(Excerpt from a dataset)
"""

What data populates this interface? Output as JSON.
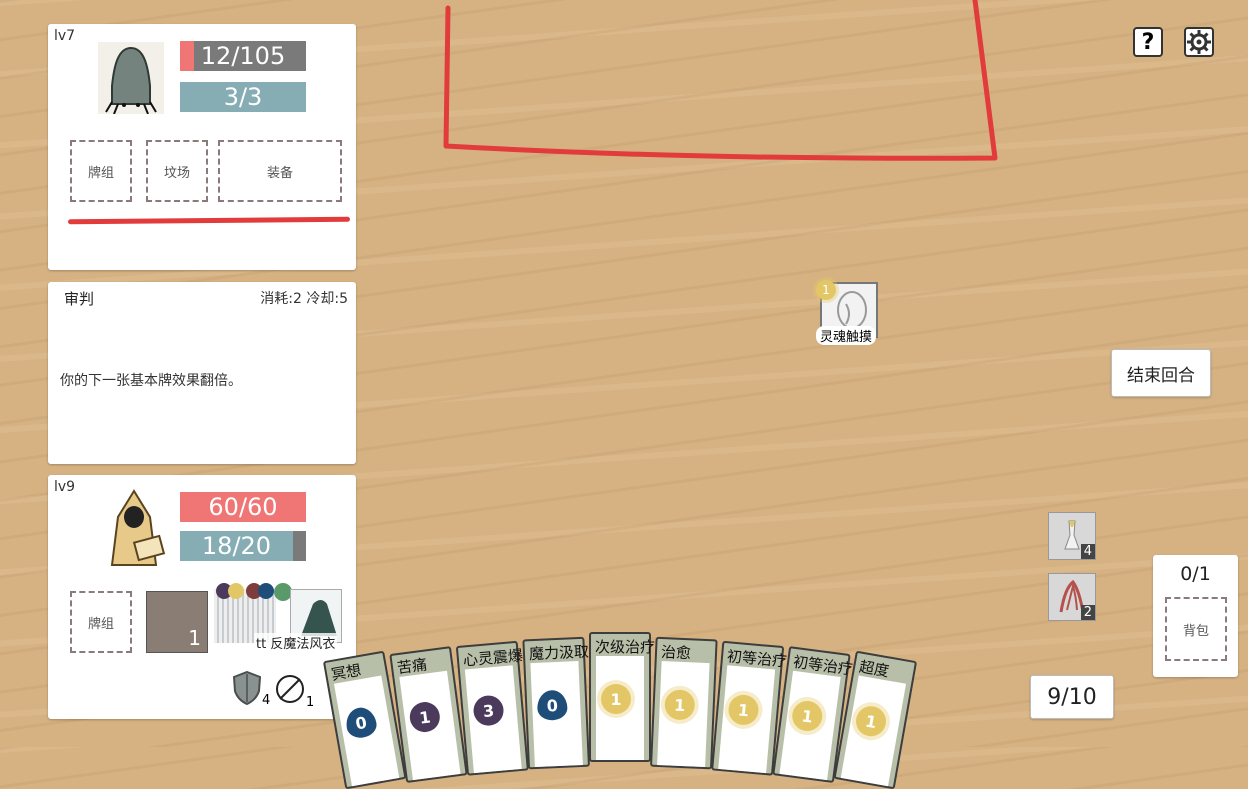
{
  "enemy": {
    "level": "lv7",
    "hp": "12/105",
    "hp_fill": 0.114,
    "shield": "3/3",
    "slots": {
      "deck": "牌组",
      "graveyard": "坟场",
      "equipment": "装备"
    }
  },
  "skill_card": {
    "name": "审判",
    "meta": "消耗:2 冷却:5",
    "description": "你的下一张基本牌效果翻倍。"
  },
  "player": {
    "level": "lv9",
    "hp": "60/60",
    "mana": "18/20",
    "mana_fill": 0.9,
    "slots": {
      "deck": "牌组",
      "graveyard_count": "1"
    },
    "equipped_label": "tt 反魔法风衣",
    "armor": "4",
    "resist": "1"
  },
  "field_card": {
    "name": "灵魂触摸",
    "cost": "1"
  },
  "end_turn": "结束回合",
  "help_icon": "?",
  "side_stack": [
    {
      "count": "4"
    },
    {
      "count": "2"
    }
  ],
  "backpack": {
    "count": "0/1",
    "label": "背包"
  },
  "hand_count": "9/10",
  "hand": [
    {
      "name": "冥想",
      "cost": "0",
      "type": "water"
    },
    {
      "name": "苦痛",
      "cost": "1",
      "type": "dark"
    },
    {
      "name": "心灵震爆",
      "cost": "3",
      "type": "dark"
    },
    {
      "name": "魔力汲取",
      "cost": "0",
      "type": "water"
    },
    {
      "name": "次级治疗",
      "cost": "1",
      "type": "sun"
    },
    {
      "name": "治愈",
      "cost": "1",
      "type": "sun"
    },
    {
      "name": "初等治疗",
      "cost": "1",
      "type": "sun"
    },
    {
      "name": "初等治疗",
      "cost": "1",
      "type": "sun"
    },
    {
      "name": "超度",
      "cost": "1",
      "type": "sun"
    }
  ],
  "colors": {
    "hp_red": "#f07575",
    "shield_blue": "#86acb4",
    "bar_bg": "#7a7a7a",
    "annotation_red": "#e23b3b"
  }
}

"""

Find every line that holds "name" and copy it.

• REPLY TO THE EXERCISE:
    "name": "审判",
    "name": "灵魂触摸",
      "name": "冥想",
      "name": "苦痛",
      "name": "心灵震爆",
      "name": "魔力汲取",
      "name": "次级治疗",
      "name": "治愈",
      "name": "初等治疗",
      "name": "初等治疗",
      "name": "超度",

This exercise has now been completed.